**What is expected**
Reproduce all entries precisely as they are written.

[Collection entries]
================

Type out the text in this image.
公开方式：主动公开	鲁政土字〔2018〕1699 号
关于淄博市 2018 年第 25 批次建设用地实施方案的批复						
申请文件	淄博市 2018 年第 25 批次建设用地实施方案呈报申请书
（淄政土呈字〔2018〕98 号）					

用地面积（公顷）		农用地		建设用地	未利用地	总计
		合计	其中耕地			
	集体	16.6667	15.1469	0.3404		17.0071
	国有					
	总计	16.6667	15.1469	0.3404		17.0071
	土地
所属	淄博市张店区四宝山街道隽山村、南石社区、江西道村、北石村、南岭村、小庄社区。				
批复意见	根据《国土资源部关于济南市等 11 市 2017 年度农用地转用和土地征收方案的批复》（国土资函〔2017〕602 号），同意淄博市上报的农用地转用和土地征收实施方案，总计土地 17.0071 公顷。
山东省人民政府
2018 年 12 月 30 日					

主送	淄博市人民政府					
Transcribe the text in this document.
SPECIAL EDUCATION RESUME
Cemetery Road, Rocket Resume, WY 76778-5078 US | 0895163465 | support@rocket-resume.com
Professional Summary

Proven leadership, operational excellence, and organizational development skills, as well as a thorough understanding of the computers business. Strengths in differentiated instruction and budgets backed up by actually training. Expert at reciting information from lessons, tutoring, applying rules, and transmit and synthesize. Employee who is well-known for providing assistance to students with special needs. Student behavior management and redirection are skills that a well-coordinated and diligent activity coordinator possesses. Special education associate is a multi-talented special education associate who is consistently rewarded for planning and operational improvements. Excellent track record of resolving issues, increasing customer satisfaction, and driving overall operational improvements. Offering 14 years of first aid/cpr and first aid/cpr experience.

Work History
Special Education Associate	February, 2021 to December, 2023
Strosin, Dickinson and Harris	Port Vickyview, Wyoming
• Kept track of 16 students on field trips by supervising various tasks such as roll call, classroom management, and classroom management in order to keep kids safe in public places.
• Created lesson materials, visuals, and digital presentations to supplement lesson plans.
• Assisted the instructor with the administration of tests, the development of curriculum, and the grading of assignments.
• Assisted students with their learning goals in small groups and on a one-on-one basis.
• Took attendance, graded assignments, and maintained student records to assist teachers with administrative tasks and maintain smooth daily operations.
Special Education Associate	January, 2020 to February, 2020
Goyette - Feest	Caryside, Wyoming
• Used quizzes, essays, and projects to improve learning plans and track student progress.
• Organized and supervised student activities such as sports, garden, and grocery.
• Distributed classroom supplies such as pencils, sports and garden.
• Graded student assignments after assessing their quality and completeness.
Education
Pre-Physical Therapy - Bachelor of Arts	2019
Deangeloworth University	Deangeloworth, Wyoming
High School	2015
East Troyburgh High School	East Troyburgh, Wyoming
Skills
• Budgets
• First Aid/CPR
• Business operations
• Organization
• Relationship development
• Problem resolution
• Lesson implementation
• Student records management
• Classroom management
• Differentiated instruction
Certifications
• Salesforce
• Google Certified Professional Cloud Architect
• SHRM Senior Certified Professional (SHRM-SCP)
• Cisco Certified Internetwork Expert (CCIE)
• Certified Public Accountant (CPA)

================

**Solution for this exercise**
Type out the text in this image.
公开方式：主动公开	鲁政土字〔2018〕1699 号
关于淄博市 2018 年第 25 批次建设用地实施方案的批复						
申请文件	淄博市 2018 年第 25 批次建设用地实施方案呈报申请书
（淄政土呈字〔2018〕98 号）					

用地面积（公顷）		农用地		建设用地	未利用地	总计
		合计	其中耕地			
	集体	16.6667	15.1469	0.3404		17.0071
	国有					
	总计	16.6667	15.1469	0.3404		17.0071
	土地
所属	淄博市张店区四宝山街道隽山村、南石社区、江西道村、北石村、南岭村、小庄社区。				
批复意见	根据《国土资源部关于济南市等 11 市 2017 年度农用地转用和土地征收方案的批复》（国土资函〔2017〕602 号），同意淄博市上报的农用地转用和土地征收实施方案，总计土地 17.0071 公顷。
山东省人民政府
2018 年 12 月 30 日					

主送	淄博市人民政府					
Transcribe the text in this document.
SPECIAL EDUCATION RESUME
Cemetery Road, Rocket Resume, WY 76778-5078 US | 0895163465 | support@rocket-resume.com
Professional Summary

Proven leadership, operational excellence, and organizational development skills, as well as a thorough understanding of the computers business. Strengths in differentiated instruction and budgets backed up by actually training. Expert at reciting information from lessons, tutoring, applying rules, and transmit and synthesize. Employee who is well-known for providing assistance to students with special needs. Student behavior management and redirection are skills that a well-coordinated and diligent activity coordinator possesses. Special education associate is a multi-talented special education associate who is consistently rewarded for planning and operational improvements. Excellent track record of resolving issues, increasing customer satisfaction, and driving overall operational improvements. Offering 14 years of first aid/cpr and first aid/cpr experience.

Work History
Special Education Associate	February, 2021 to December, 2023
Strosin, Dickinson and Harris	Port Vickyview, Wyoming
• Kept track of 16 students on field trips by supervising various tasks such as roll call, classroom management, and classroom management in order to keep kids safe in public places.
• Created lesson materials, visuals, and digital presentations to supplement lesson plans.
• Assisted the instructor with the administration of tests, the development of curriculum, and the grading of assignments.
• Assisted students with their learning goals in small groups and on a one-on-one basis.
• Took attendance, graded assignments, and maintained student records to assist teachers with administrative tasks and maintain smooth daily operations.
Special Education Associate	January, 2020 to February, 2020
Goyette - Feest	Caryside, Wyoming
• Used quizzes, essays, and projects to improve learning plans and track student progress.
• Organized and supervised student activities such as sports, garden, and grocery.
• Distributed classroom supplies such as pencils, sports and garden.
• Graded student assignments after assessing their quality and completeness.
Education
Pre-Physical Therapy - Bachelor of Arts	2019
Deangeloworth University	Deangeloworth, Wyoming
High School	2015
East Troyburgh High School	East Troyburgh, Wyoming
Skills
• Budgets
• First Aid/CPR
• Business operations
• Organization
• Relationship development
• Problem resolution
• Lesson implementation
• Student records management
• Classroom management
• Differentiated instruction
Certifications
• Salesforce
• Google Certified Professional Cloud Architect
• SHRM Senior Certified Professional (SHRM-SCP)
• Cisco Certified Internetwork Expert (CCIE)
• Certified Public Accountant (CPA)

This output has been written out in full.